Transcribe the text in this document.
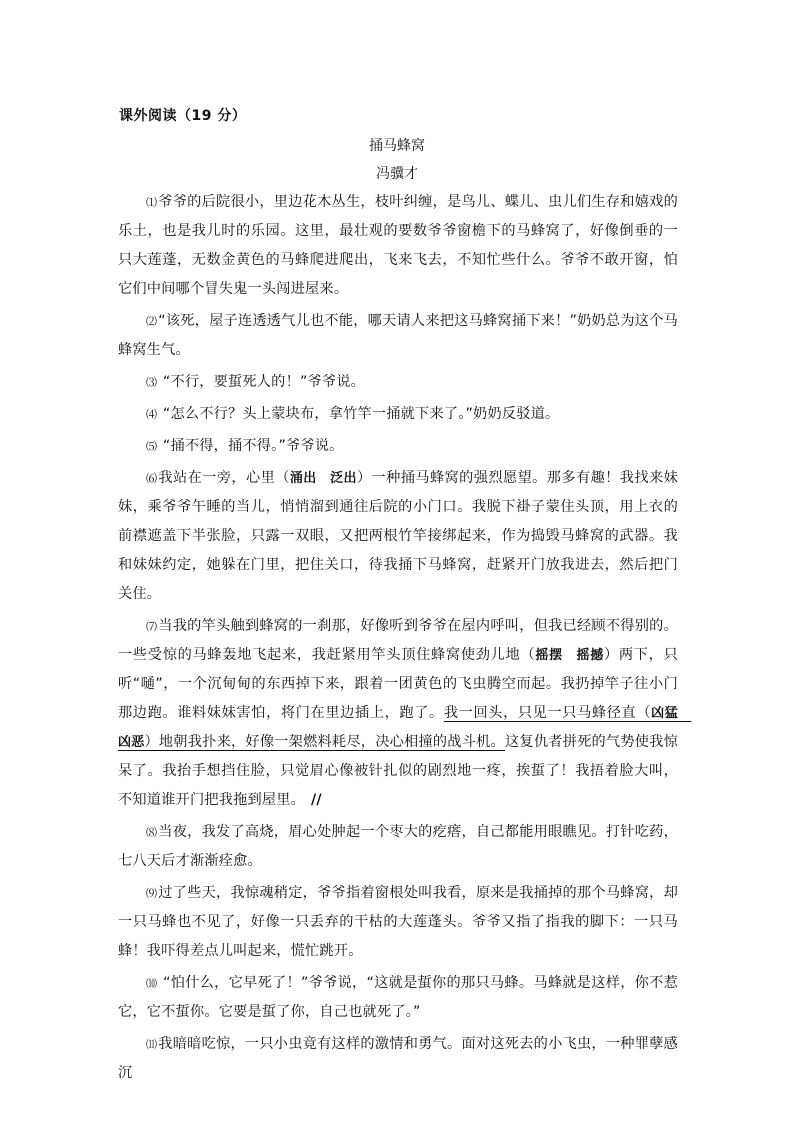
课外阅读（19 分）
捅马蜂窝
冯骥才

⑴爷爷的后院很小，里边花木丛生，枝叶纠缠，是鸟儿、蝶儿、虫儿们生存和嬉戏的乐土，也是我儿时的乐园。这里，最壮观的要数爷爷窗檐下的马蜂窝了，好像倒垂的一只大莲蓬，无数金黄色的马蜂爬进爬出，飞来飞去，不知忙些什么。爷爷不敢开窗，怕它们中间哪个冒失鬼一头闯进屋来。

⑵“该死，屋子连透透气儿也不能，哪天请人来把这马蜂窝捅下来！”奶奶总为这个马蜂窝生气。

⑶ “不行，要蜇死人的！”爷爷说。

⑷ “怎么不行？头上蒙块布，拿竹竿一捅就下来了。”奶奶反驳道。

⑸ “捅不得，捅不得。”爷爷说。

⑹我站在一旁，心里（涌出　泛出）一种捅马蜂窝的强烈愿望。那多有趣！我找来妹妹，乘爷爷午睡的当儿，悄悄溜到通往后院的小门口。我脱下褂子蒙住头顶，用上衣的前襟遮盖下半张脸，只露一双眼，又把两根竹竿接绑起来，作为捣毁马蜂窝的武器。我和妹妹约定，她躲在门里，把住关口，待我捅下马蜂窝，赶紧开门放我进去，然后把门关住。

⑺当我的竿头触到蜂窝的一刹那，好像听到爷爷在屋内呼叫，但我已经顾不得别的。一些受惊的马蜂轰地飞起来，我赶紧用竿头顶住蜂窝使劲儿地（摇摆　摇撼）两下，只听“嗵”，一个沉甸甸的东西掉下来，跟着一团黄色的飞虫腾空而起。我扔掉竿子往小门那边跑。谁料妹妹害怕，将门在里边插上，跑了。我一回头，只见一只马蜂径直（凶猛　凶恶）地朝我扑来，好像一架燃料耗尽，决心相撞的战斗机。这复仇者拼死的气势使我惊呆了。我抬手想挡住脸，只觉眉心像被针扎似的剧烈地一疼，挨蜇了！我捂着脸大叫，不知道谁开门把我拖到屋里。 //

⑻当夜，我发了高烧，眉心处肿起一个枣大的疙瘩，自己都能用眼瞧见。打针吃药，七八天后才渐渐痊愈。

⑼过了些天，我惊魂稍定，爷爷指着窗根处叫我看，原来是我捅掉的那个马蜂窝，却一只马蜂也不见了，好像一只丢弃的干枯的大莲蓬头。爷爷又指了指我的脚下：一只马蜂！我吓得差点儿叫起来，慌忙跳开。

⑽ “怕什么，它早死了！”爷爷说，“这就是蜇你的那只马蜂。马蜂就是这样，你不惹它，它不蜇你。它要是蜇了你，自己也就死了。”

⑾我暗暗吃惊，一只小虫竟有这样的激情和勇气。面对这死去的小飞虫，一种罪孽感沉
########
What you are asked to do:
Would you return the data exactly as written, without the pictures?

Full solution:
Transcribe the text in this document.
课外阅读（19 分）
捅马蜂窝
冯骥才

⑴爷爷的后院很小，里边花木丛生，枝叶纠缠，是鸟儿、蝶儿、虫儿们生存和嬉戏的乐土，也是我儿时的乐园。这里，最壮观的要数爷爷窗檐下的马蜂窝了，好像倒垂的一只大莲蓬，无数金黄色的马蜂爬进爬出，飞来飞去，不知忙些什么。爷爷不敢开窗，怕它们中间哪个冒失鬼一头闯进屋来。

⑵“该死，屋子连透透气儿也不能，哪天请人来把这马蜂窝捅下来！”奶奶总为这个马蜂窝生气。

⑶ “不行，要蜇死人的！”爷爷说。

⑷ “怎么不行？头上蒙块布，拿竹竿一捅就下来了。”奶奶反驳道。

⑸ “捅不得，捅不得。”爷爷说。

⑹我站在一旁，心里（涌出　泛出）一种捅马蜂窝的强烈愿望。那多有趣！我找来妹妹，乘爷爷午睡的当儿，悄悄溜到通往后院的小门口。我脱下褂子蒙住头顶，用上衣的前襟遮盖下半张脸，只露一双眼，又把两根竹竿接绑起来，作为捣毁马蜂窝的武器。我和妹妹约定，她躲在门里，把住关口，待我捅下马蜂窝，赶紧开门放我进去，然后把门关住。

⑺当我的竿头触到蜂窝的一刹那，好像听到爷爷在屋内呼叫，但我已经顾不得别的。一些受惊的马蜂轰地飞起来，我赶紧用竿头顶住蜂窝使劲儿地（摇摆　摇撼）两下，只听“嗵”，一个沉甸甸的东西掉下来，跟着一团黄色的飞虫腾空而起。我扔掉竿子往小门那边跑。谁料妹妹害怕，将门在里边插上，跑了。我一回头，只见一只马蜂径直（凶猛　凶恶）地朝我扑来，好像一架燃料耗尽，决心相撞的战斗机。这复仇者拼死的气势使我惊呆了。我抬手想挡住脸，只觉眉心像被针扎似的剧烈地一疼，挨蜇了！我捂着脸大叫，不知道谁开门把我拖到屋里。 //

⑻当夜，我发了高烧，眉心处肿起一个枣大的疙瘩，自己都能用眼瞧见。打针吃药，七八天后才渐渐痊愈。

⑼过了些天，我惊魂稍定，爷爷指着窗根处叫我看，原来是我捅掉的那个马蜂窝，却一只马蜂也不见了，好像一只丢弃的干枯的大莲蓬头。爷爷又指了指我的脚下：一只马蜂！我吓得差点儿叫起来，慌忙跳开。

⑽ “怕什么，它早死了！”爷爷说，“这就是蜇你的那只马蜂。马蜂就是这样，你不惹它，它不蜇你。它要是蜇了你，自己也就死了。”

⑾我暗暗吃惊，一只小虫竟有这样的激情和勇气。面对这死去的小飞虫，一种罪孽感沉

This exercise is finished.